*Task to carry out*: List each line holding the string "OSDI".
------------------------------
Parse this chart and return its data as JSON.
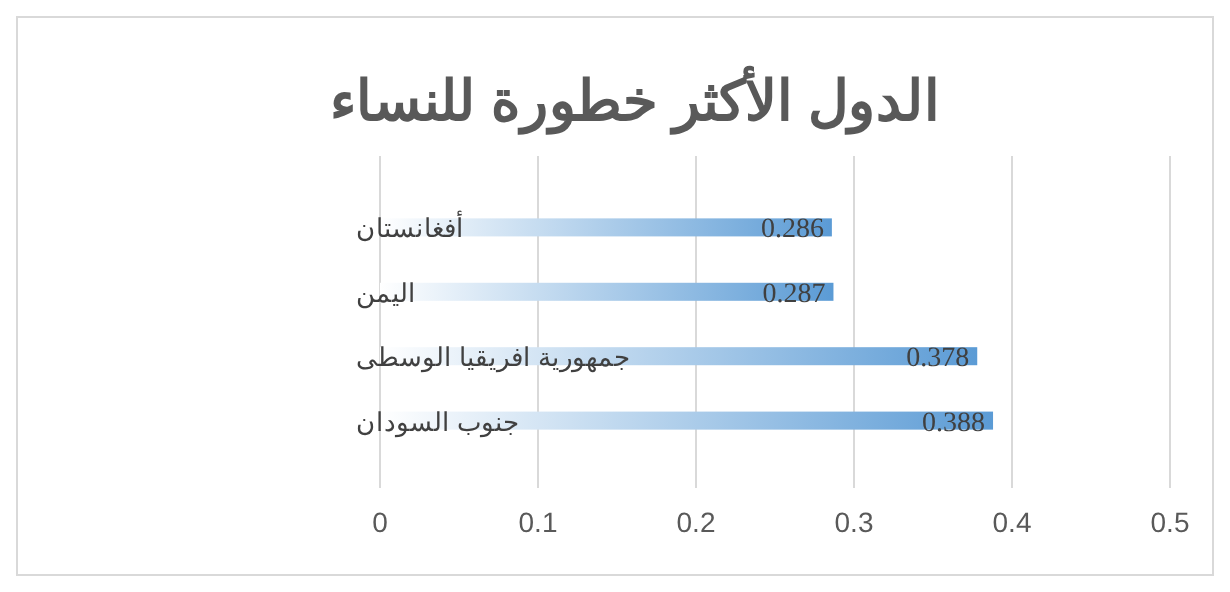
{
  "chart_data": {
    "type": "bar",
    "orientation": "horizontal",
    "title": "الدول الأكثر خطورة للنساء",
    "categories": [
      "أفغانستان",
      "اليمن",
      "جمهورية افريقيا الوسطى",
      "جنوب السودان"
    ],
    "values": [
      0.286,
      0.287,
      0.378,
      0.388
    ],
    "color": "#5b9bd5",
    "xlim": [
      0,
      0.5
    ],
    "xticks": [
      0,
      0.1,
      0.2,
      0.3,
      0.4,
      0.5
    ],
    "grid": "x",
    "data_labels": true
  }
}
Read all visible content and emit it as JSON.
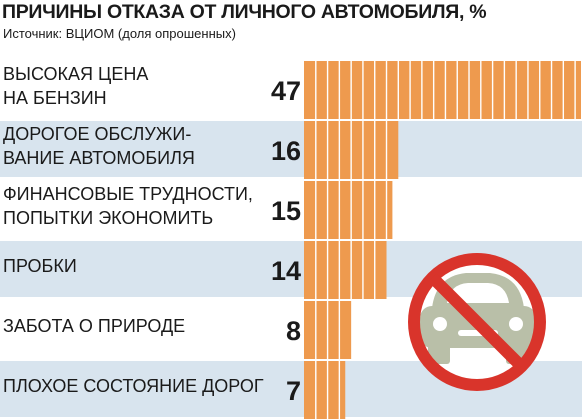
{
  "header": {
    "title": "ПРИЧИНЫ ОТКАЗА ОТ ЛИЧНОГО АВТОМОБИЛЯ, %",
    "source": "Источник: ВЦИОМ (доля опрошенных)"
  },
  "colors": {
    "bar": "#EE9A4E",
    "segment_line": "#ffffff",
    "row_band": "#D8E4EE",
    "icon_circle": "#D9342B",
    "icon_car": "#B9BFA8"
  },
  "icon": {
    "name": "no-car-icon"
  },
  "chart_data": {
    "type": "bar",
    "orientation": "horizontal",
    "title": "ПРИЧИНЫ ОТКАЗА ОТ ЛИЧНОГО АВТОМОБИЛЯ, %",
    "unit": "%",
    "categories": [
      [
        "ВЫСОКАЯ ЦЕНА",
        "НА БЕНЗИН"
      ],
      [
        "ДОРОГОЕ ОБСЛУЖИ-",
        "ВАНИЕ АВТОМОБИЛЯ"
      ],
      [
        "ФИНАНСОВЫЕ ТРУДНОСТИ,",
        "ПОПЫТКИ ЭКОНОМИТЬ"
      ],
      [
        "ПРОБКИ"
      ],
      [
        "ЗАБОТА О ПРИРОДЕ"
      ],
      [
        "ПЛОХОЕ СОСТОЯНИЕ ДОРОГ"
      ]
    ],
    "values": [
      47,
      16,
      15,
      14,
      8,
      7
    ],
    "value_labels": [
      "47",
      "16",
      "15",
      "14",
      "8",
      "7"
    ],
    "segment_step": 2,
    "xlim": [
      0,
      47
    ],
    "grid": false,
    "legend": "none"
  }
}
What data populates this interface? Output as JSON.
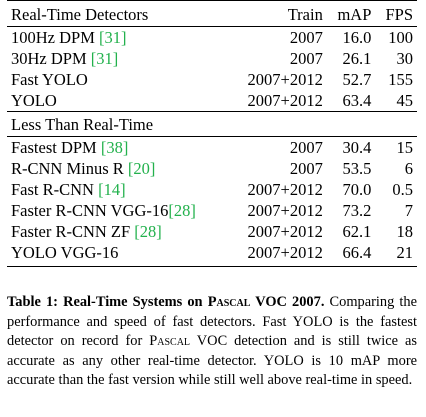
{
  "table": {
    "header": {
      "name": "Real-Time Detectors",
      "train": "Train",
      "map": "mAP",
      "fps": "FPS"
    },
    "realtime_rows": [
      {
        "name": "100Hz DPM ",
        "cite": "[31]",
        "train": "2007",
        "map": "16.0",
        "fps": "100"
      },
      {
        "name": "30Hz DPM ",
        "cite": "[31]",
        "train": "2007",
        "map": "26.1",
        "fps": "30"
      },
      {
        "name": "Fast YOLO",
        "cite": "",
        "train": "2007+2012",
        "map": "52.7",
        "fps": "155"
      },
      {
        "name": "YOLO",
        "cite": "",
        "train": "2007+2012",
        "map": "63.4",
        "fps": "45"
      }
    ],
    "section2_title": "Less Than Real-Time",
    "slow_rows": [
      {
        "name": "Fastest DPM ",
        "cite": "[38]",
        "train": "2007",
        "map": "30.4",
        "fps": "15"
      },
      {
        "name": "R-CNN Minus R ",
        "cite": "[20]",
        "train": "2007",
        "map": "53.5",
        "fps": "6"
      },
      {
        "name": "Fast R-CNN ",
        "cite": "[14]",
        "train": "2007+2012",
        "map": "70.0",
        "fps": "0.5"
      },
      {
        "name": "Faster R-CNN VGG-16",
        "cite": "[28]",
        "train": "2007+2012",
        "map": "73.2",
        "fps": "7"
      },
      {
        "name": "Faster R-CNN ZF ",
        "cite": "[28]",
        "train": "2007+2012",
        "map": "62.1",
        "fps": "18"
      },
      {
        "name": "YOLO VGG-16",
        "cite": "",
        "train": "2007+2012",
        "map": "66.4",
        "fps": "21"
      }
    ]
  },
  "caption": {
    "label": "Table 1:",
    "title_part1": " Real-Time Systems on ",
    "title_sc": "Pascal",
    "title_part2": " VOC 2007.",
    "text_part1": " Comparing the performance and speed of fast detectors. Fast YOLO is the fastest detector on record for ",
    "text_sc": "Pascal",
    "text_part2": " VOC detection and is still twice as accurate as any other real-time detector. YOLO is 10 mAP more accurate than the fast version while still well above real-time in speed."
  },
  "colors": {
    "citation": "#22b14c",
    "text": "#000000"
  }
}
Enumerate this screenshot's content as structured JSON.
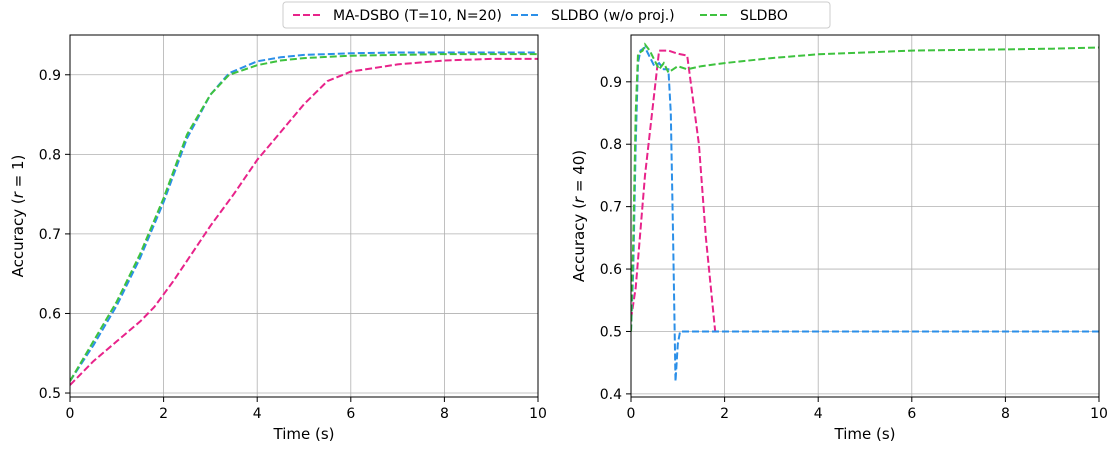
{
  "legend": {
    "position": "top-center",
    "items": [
      {
        "name": "MA-DSBO (T=10, N=20)",
        "color": "#e8238a"
      },
      {
        "name": "SLDBO (w/o proj.)",
        "color": "#2b8fe8"
      },
      {
        "name": "SLDBO",
        "color": "#3ec23e"
      }
    ]
  },
  "chart_data": [
    {
      "type": "line",
      "title": "",
      "xlabel": "Time (s)",
      "ylabel": "Accuracy (r = 1)",
      "ylabel_parts": {
        "prefix": "Accuracy (",
        "var": "r",
        "suffix": " = 1)"
      },
      "xlim": [
        0,
        10
      ],
      "ylim": [
        0.495,
        0.95
      ],
      "xticks": [
        0,
        2,
        4,
        6,
        8,
        10
      ],
      "yticks": [
        0.5,
        0.6,
        0.7,
        0.8,
        0.9
      ],
      "xtick_labels": [
        "0",
        "2",
        "4",
        "6",
        "8",
        "10"
      ],
      "ytick_labels": [
        "0.5",
        "0.6",
        "0.7",
        "0.8",
        "0.9"
      ],
      "grid": true,
      "series": [
        {
          "name": "MA-DSBO (T=10, N=20)",
          "color": "#e8238a",
          "x": [
            0,
            0.5,
            1,
            1.5,
            1.8,
            2.2,
            2.6,
            3.0,
            3.5,
            4.0,
            4.5,
            5.0,
            5.5,
            6.0,
            7.0,
            8.0,
            9.0,
            10.0
          ],
          "y": [
            0.51,
            0.54,
            0.565,
            0.59,
            0.608,
            0.64,
            0.675,
            0.71,
            0.75,
            0.793,
            0.828,
            0.863,
            0.892,
            0.904,
            0.913,
            0.918,
            0.92,
            0.92
          ]
        },
        {
          "name": "SLDBO (w/o proj.)",
          "color": "#2b8fe8",
          "x": [
            0,
            0.5,
            1.0,
            1.5,
            2.0,
            2.5,
            3.0,
            3.4,
            4.0,
            4.5,
            5.0,
            6.0,
            7.0,
            8.0,
            9.0,
            10.0
          ],
          "y": [
            0.515,
            0.56,
            0.61,
            0.67,
            0.74,
            0.82,
            0.875,
            0.902,
            0.917,
            0.922,
            0.925,
            0.927,
            0.928,
            0.928,
            0.928,
            0.928
          ]
        },
        {
          "name": "SLDBO",
          "color": "#3ec23e",
          "x": [
            0,
            0.5,
            1.0,
            1.5,
            2.0,
            2.5,
            3.0,
            3.4,
            4.0,
            4.5,
            5.0,
            6.0,
            7.0,
            8.0,
            9.0,
            10.0
          ],
          "y": [
            0.515,
            0.565,
            0.615,
            0.675,
            0.745,
            0.825,
            0.875,
            0.9,
            0.912,
            0.918,
            0.921,
            0.924,
            0.925,
            0.926,
            0.926,
            0.926
          ]
        }
      ]
    },
    {
      "type": "line",
      "title": "",
      "xlabel": "Time (s)",
      "ylabel": "Accuracy (r = 40)",
      "ylabel_parts": {
        "prefix": "Accuracy (",
        "var": "r",
        "suffix": " = 40)"
      },
      "xlim": [
        0,
        10
      ],
      "ylim": [
        0.395,
        0.975
      ],
      "xticks": [
        0,
        2,
        4,
        6,
        8,
        10
      ],
      "yticks": [
        0.4,
        0.5,
        0.6,
        0.7,
        0.8,
        0.9
      ],
      "xtick_labels": [
        "0",
        "2",
        "4",
        "6",
        "8",
        "10"
      ],
      "ytick_labels": [
        "0.4",
        "0.5",
        "0.6",
        "0.7",
        "0.8",
        "0.9"
      ],
      "grid": true,
      "series": [
        {
          "name": "MA-DSBO (T=10, N=20)",
          "color": "#e8238a",
          "x": [
            0,
            0.1,
            0.3,
            0.6,
            0.8,
            1.0,
            1.2,
            1.45,
            1.6,
            1.8
          ],
          "y": [
            0.52,
            0.57,
            0.75,
            0.95,
            0.95,
            0.945,
            0.942,
            0.8,
            0.65,
            0.5
          ]
        },
        {
          "name": "SLDBO (w/o proj.)",
          "color": "#2b8fe8",
          "x": [
            0,
            0.05,
            0.1,
            0.15,
            0.2,
            0.3,
            0.4,
            0.5,
            0.6,
            0.7,
            0.8,
            0.85,
            0.9,
            0.95,
            1.0,
            1.05,
            1.2,
            2.0,
            4.0,
            6.0,
            8.0,
            10.0
          ],
          "y": [
            0.5,
            0.6,
            0.8,
            0.93,
            0.95,
            0.955,
            0.94,
            0.925,
            0.93,
            0.92,
            0.92,
            0.85,
            0.65,
            0.42,
            0.48,
            0.5,
            0.5,
            0.5,
            0.5,
            0.5,
            0.5,
            0.5
          ]
        },
        {
          "name": "SLDBO",
          "color": "#3ec23e",
          "x": [
            0,
            0.05,
            0.1,
            0.15,
            0.25,
            0.3,
            0.4,
            0.5,
            0.6,
            0.7,
            0.8,
            0.9,
            1.0,
            1.2,
            1.5,
            2.0,
            3.0,
            4.0,
            5.0,
            6.0,
            7.0,
            8.0,
            9.0,
            10.0
          ],
          "y": [
            0.5,
            0.65,
            0.85,
            0.945,
            0.95,
            0.96,
            0.95,
            0.935,
            0.92,
            0.93,
            0.915,
            0.92,
            0.925,
            0.92,
            0.925,
            0.93,
            0.938,
            0.944,
            0.947,
            0.95,
            0.951,
            0.952,
            0.953,
            0.955
          ]
        }
      ]
    }
  ]
}
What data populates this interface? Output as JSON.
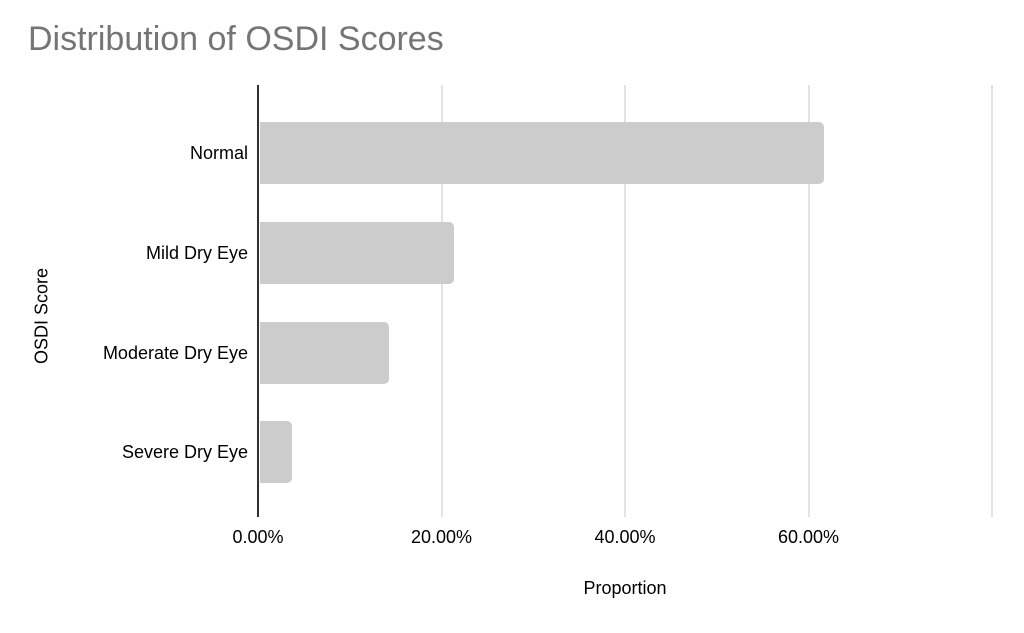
{
  "chart_data": {
    "type": "bar",
    "orientation": "horizontal",
    "title": "Distribution of OSDI Scores",
    "categories": [
      "Normal",
      "Mild Dry Eye",
      "Moderate Dry Eye",
      "Severe Dry Eye"
    ],
    "values": [
      61.5,
      21.1,
      14.1,
      3.5
    ],
    "value_format": "percent",
    "xlabel": "Proportion",
    "ylabel": "OSDI Score",
    "xlim": [
      0,
      80
    ],
    "xticks": [
      {
        "value": 0,
        "label": "0.00%"
      },
      {
        "value": 20,
        "label": "20.00%"
      },
      {
        "value": 40,
        "label": "40.00%"
      },
      {
        "value": 60,
        "label": "60.00%"
      },
      {
        "value": 80,
        "label": ""
      }
    ],
    "grid": true,
    "legend": false,
    "colors": {
      "bar": "#cccccc",
      "title": "#757575",
      "gridline": "#e3e3e3",
      "zero_axis_line": "#2f2f2f",
      "label": "#000000",
      "background": "#ffffff"
    }
  }
}
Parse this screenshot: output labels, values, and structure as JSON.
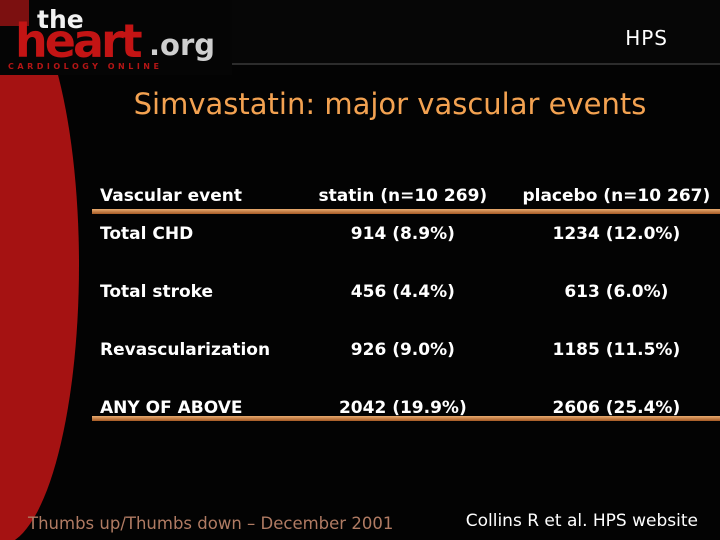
{
  "header": {
    "badge": "HPS",
    "logo": {
      "the": "the",
      "heart": "heart",
      "org": ".org",
      "tagline": "CARDIOLOGY ONLINE"
    }
  },
  "title": "Simvastatin: major vascular events",
  "table": {
    "columns": [
      "Vascular event",
      "statin (n=10 269)",
      "placebo (n=10 267)"
    ],
    "rows": [
      {
        "label": "Total CHD",
        "statin": "914 (8.9%)",
        "placebo": "1234 (12.0%)"
      },
      {
        "label": "Total stroke",
        "statin": "456 (4.4%)",
        "placebo": "613 (6.0%)"
      },
      {
        "label": "Revascularization",
        "statin": "926 (9.0%)",
        "placebo": "1185 (11.5%)"
      },
      {
        "label": "ANY OF ABOVE",
        "statin": "2042 (19.9%)",
        "placebo": "2606 (25.4%)"
      }
    ]
  },
  "footer": {
    "left": "Thumbs up/Thumbs down – December 2001",
    "right": "Collins R et al. HPS website"
  },
  "colors": {
    "title_orange": "#f3a251",
    "rule_orange_light": "#e8ab70",
    "rule_orange_dark": "#a55a24",
    "ellipse_red": "#a51212",
    "logo_heart_red": "#c31414",
    "footer_left_text": "#b07b63",
    "background": "#030303",
    "table_text": "#ffffff"
  }
}
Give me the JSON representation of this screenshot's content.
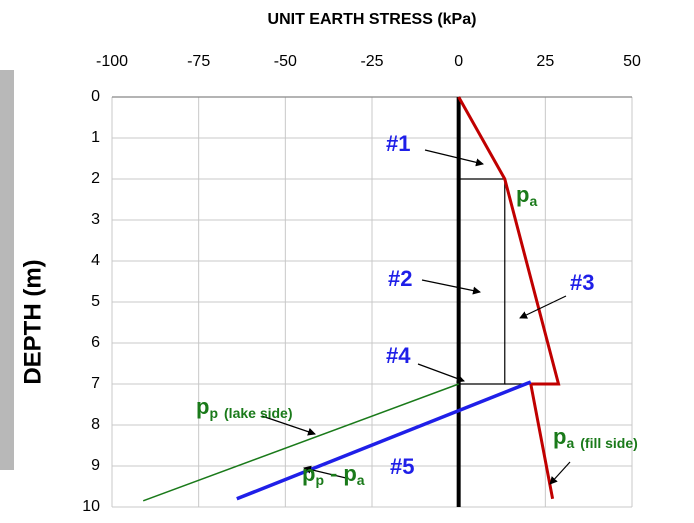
{
  "chart_data": {
    "type": "line",
    "title": "UNIT EARTH  STRESS (kPa)",
    "y_label": "DEPTH (m)",
    "xlim": [
      -100,
      50
    ],
    "xticks": [
      -100,
      -75,
      -50,
      -25,
      0,
      25,
      50
    ],
    "ylim": [
      0,
      10
    ],
    "yticks": [
      0,
      1,
      2,
      3,
      4,
      5,
      6,
      7,
      8,
      9,
      10
    ],
    "grid": true,
    "series": [
      {
        "color": "#000000",
        "width": 4,
        "x": [
          0,
          0
        ],
        "y": [
          0,
          10
        ]
      },
      {
        "color": "#000000",
        "width": 1.2,
        "x": [
          0,
          13.3,
          13.3,
          0
        ],
        "y": [
          2,
          2,
          7,
          7
        ]
      },
      {
        "color": "#000000",
        "width": 1.2,
        "x": [
          13.3,
          20.8
        ],
        "y": [
          7,
          7
        ]
      },
      {
        "color": "#c00000",
        "width": 3,
        "x": [
          0,
          13.3,
          28.8,
          20.8,
          27.1
        ],
        "y": [
          0,
          2,
          7,
          7,
          9.8
        ]
      },
      {
        "color": "#1a7a1a",
        "width": 1.5,
        "x": [
          0,
          -91
        ],
        "y": [
          7,
          9.85
        ]
      },
      {
        "color": "#1f1fe8",
        "width": 3.5,
        "x": [
          20.8,
          -64
        ],
        "y": [
          6.95,
          9.8
        ]
      }
    ],
    "annotations": [
      {
        "color": "#1f1fe8",
        "parts": [
          {
            "text": "#1"
          }
        ]
      },
      {
        "color": "#1a7a1a",
        "parts": [
          {
            "text": "p"
          },
          {
            "text": "a",
            "sub": true
          }
        ]
      },
      {
        "color": "#1f1fe8",
        "parts": [
          {
            "text": "#2"
          }
        ]
      },
      {
        "color": "#1f1fe8",
        "parts": [
          {
            "text": "#3"
          }
        ]
      },
      {
        "color": "#1f1fe8",
        "parts": [
          {
            "text": "#4"
          }
        ]
      },
      {
        "color": "#1a7a1a",
        "parts": [
          {
            "text": "p"
          },
          {
            "text": "p",
            "sub": true
          },
          {
            "text": "(lake side)",
            "sub": true
          }
        ]
      },
      {
        "color": "#1a7a1a",
        "parts": [
          {
            "text": "p"
          },
          {
            "text": "a",
            "sub": true
          },
          {
            "text": "(fill side)",
            "sub": true
          }
        ]
      },
      {
        "color": "#1f1fe8",
        "parts": [
          {
            "text": "#5"
          }
        ]
      },
      {
        "color": "#1a7a1a",
        "parts": [
          {
            "text": "p"
          },
          {
            "text": "p",
            "sub": true
          },
          {
            "text": "-"
          },
          {
            "text": "p"
          },
          {
            "text": "a",
            "sub": true
          }
        ]
      }
    ]
  }
}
------------------------------
*Problem solution*:
    "title": "Distribution of OSDI Scores",
    "ylabel": "OSDI Score",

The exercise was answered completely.